#### Exercise objective
Which lines below hold the word "questions"? Copy all of them.

#### Excerpted records
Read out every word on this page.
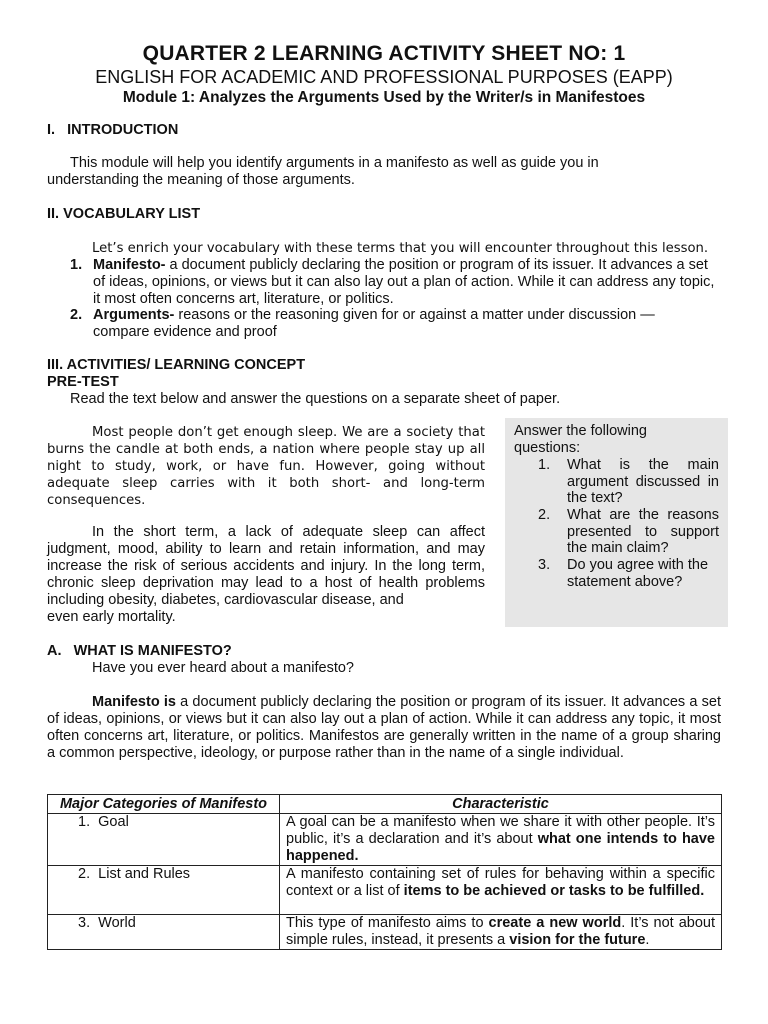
QUARTER 2 LEARNING ACTIVITY SHEET NO: 1
ENGLISH FOR ACADEMIC AND PROFESSIONAL PURPOSES (EAPP)
Module 1: Analyzes the Arguments Used by the Writer/s in Manifestoes
I.   INTRODUCTION
This module will help you identify arguments in a manifesto as well as guide you in understanding the meaning of those arguments.
II. VOCABULARY LIST
Let’s enrich your vocabulary with these terms that you will encounter throughout this lesson.
1. Manifesto- a document publicly declaring the position or program of its issuer. It advances a set of ideas, opinions, or views but it can also lay out a plan of action. While it can address any topic, it most often concerns art, literature, or politics.
2. Arguments- reasons or the reasoning given for or against a matter under discussion — compare evidence and proof
III. ACTIVITIES/ LEARNING CONCEPT
PRE-TEST
Read the text below and answer the questions on a separate sheet of paper.
Most people don’t get enough sleep. We are a society that burns the candle at both ends, a nation where people stay up all night to study, work, or have fun. However, going without adequate sleep carries with it both short- and long-term consequences.
In the short term, a lack of adequate sleep can affect judgment, mood, ability to learn and retain information, and may increase the risk of serious accidents and injury. In the long term, chronic sleep deprivation may lead to a host of health problems including obesity, diabetes, cardiovascular disease, and
even early mortality.
Answer the following questions:
1. What is the main argument discussed in the text?
2. What are the reasons presented to support the main claim?
3. Do you agree with the statement above?
A.   WHAT IS MANIFESTO?
Have you ever heard about a manifesto?
Manifesto is a document publicly declaring the position or program of its issuer. It advances a set of ideas, opinions, or views but it can also lay out a plan of action. While it can address any topic, it most often concerns art, literature, or politics. Manifestos are generally written in the name of a group sharing a common perspective, ideology, or purpose rather than in the name of a single individual.
Major Categories of Manifesto	Characteristic
1. Goal	A goal can be a manifesto when we share it with other people. It’s public, it’s a declaration and it’s about what one intends to have happened.
2. List and Rules	A manifesto containing set of rules for behaving within a specific context or a list of items to be achieved or tasks to be fulfilled.
3. World	This type of manifesto aims to create a new world. It’s not about simple rules, instead, it presents a vision for the future.
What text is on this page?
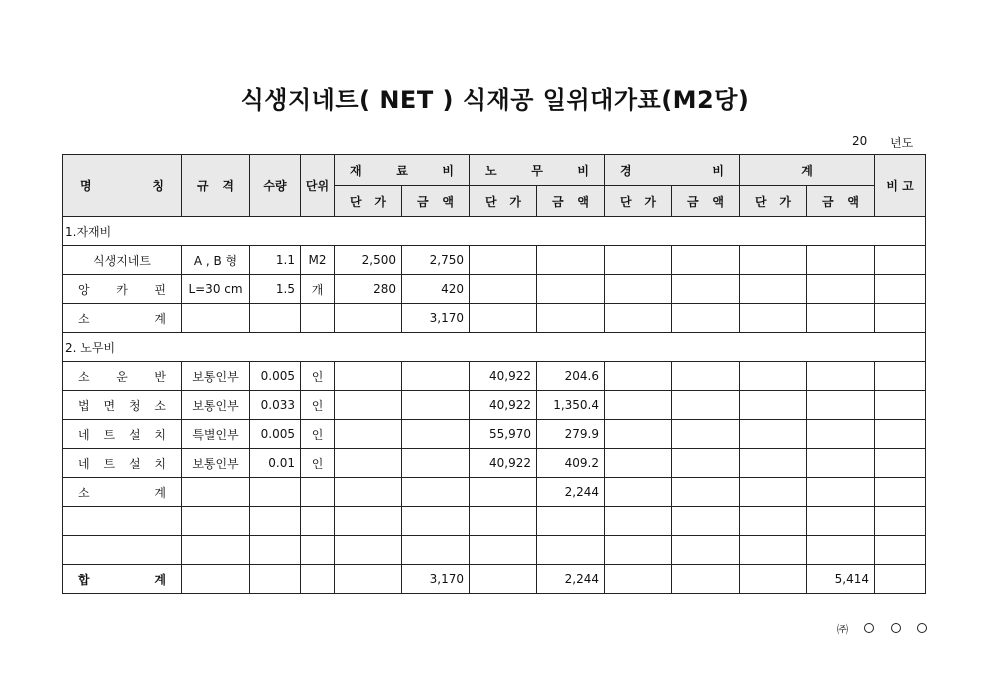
식생지네트( NET ) 식재공 일위대가표(M2당)
20 년도
명 칭	규 격	수량	단위	재 료 비		노 무 비		경 비		계		비 고

				단 가	금 액	단 가	금 액	단 가	금 액	단 가	금 액	

1.자재비												
식생지네트	A , B 형	1.1	M2	2,500	2,750							

앙 카 핀	L=30 cm	1.5	개	280	420							

소 계					3,170							
2. 노무비												

소 운 반	보통인부	0.005	인			40,922	204.6					

법 면 청 소	보통인부	0.033	인			40,922	1,350.4					

네 트 설 치	특별인부	0.005	인			55,970	279.9					

네 트 설 치	보통인부	0.01	인			40,922	409.2					

소 계							2,244					

합 계					3,170		2,244				5,414	
㈜
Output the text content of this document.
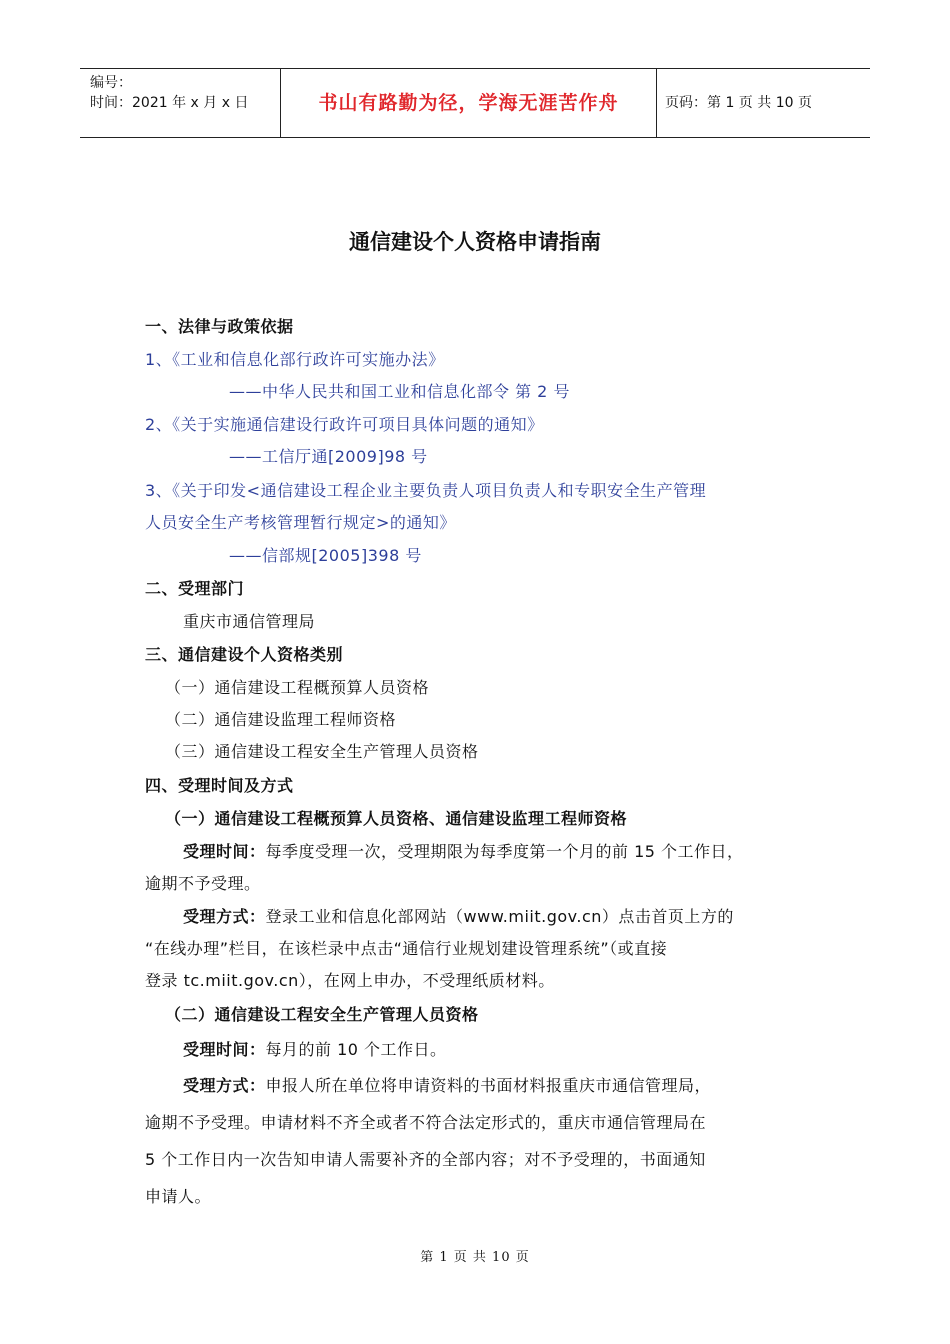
编号：
时间：2021 年 x 月 x 日	书山有路勤为径，学海无涯苦作舟	页码：第 1 页 共 10 页
通信建设个人资格申请指南
一、法律与政策依据
1、《工业和信息化部行政许可实施办法》
——中华人民共和国工业和信息化部令 第 2 号
2、《关于实施通信建设行政许可项目具体问题的通知》
——工信厅通[2009]98 号
3、《关于印发<通信建设工程企业主要负责人项目负责人和专职安全生产管理
人员安全生产考核管理暂行规定>的通知》
——信部规[2005]398 号
二、受理部门
重庆市通信管理局
三、通信建设个人资格类别
（一）通信建设工程概预算人员资格
（二）通信建设监理工程师资格
（三）通信建设工程安全生产管理人员资格
四、受理时间及方式
（一）通信建设工程概预算人员资格、通信建设监理工程师资格
受理时间：每季度受理一次，受理期限为每季度第一个月的前 15 个工作日，
逾期不予受理。
受理方式：登录工业和信息化部网站（www.miit.gov.cn）点击首页上方的
“在线办理”栏目，在该栏录中点击“通信行业规划建设管理系统”（或直接
登录 tc.miit.gov.cn），在网上申办，不受理纸质材料。
（二）通信建设工程安全生产管理人员资格
受理时间：每月的前 10 个工作日。
受理方式：申报人所在单位将申请资料的书面材料报重庆市通信管理局，
逾期不予受理。申请材料不齐全或者不符合法定形式的，重庆市通信管理局在
5 个工作日内一次告知申请人需要补齐的全部内容；对不予受理的，书面通知
申请人。
第 1 页 共 10 页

#### Exercise solution
Read the text below and answer the questions on a separate sheet of paper.
Answer the following questions:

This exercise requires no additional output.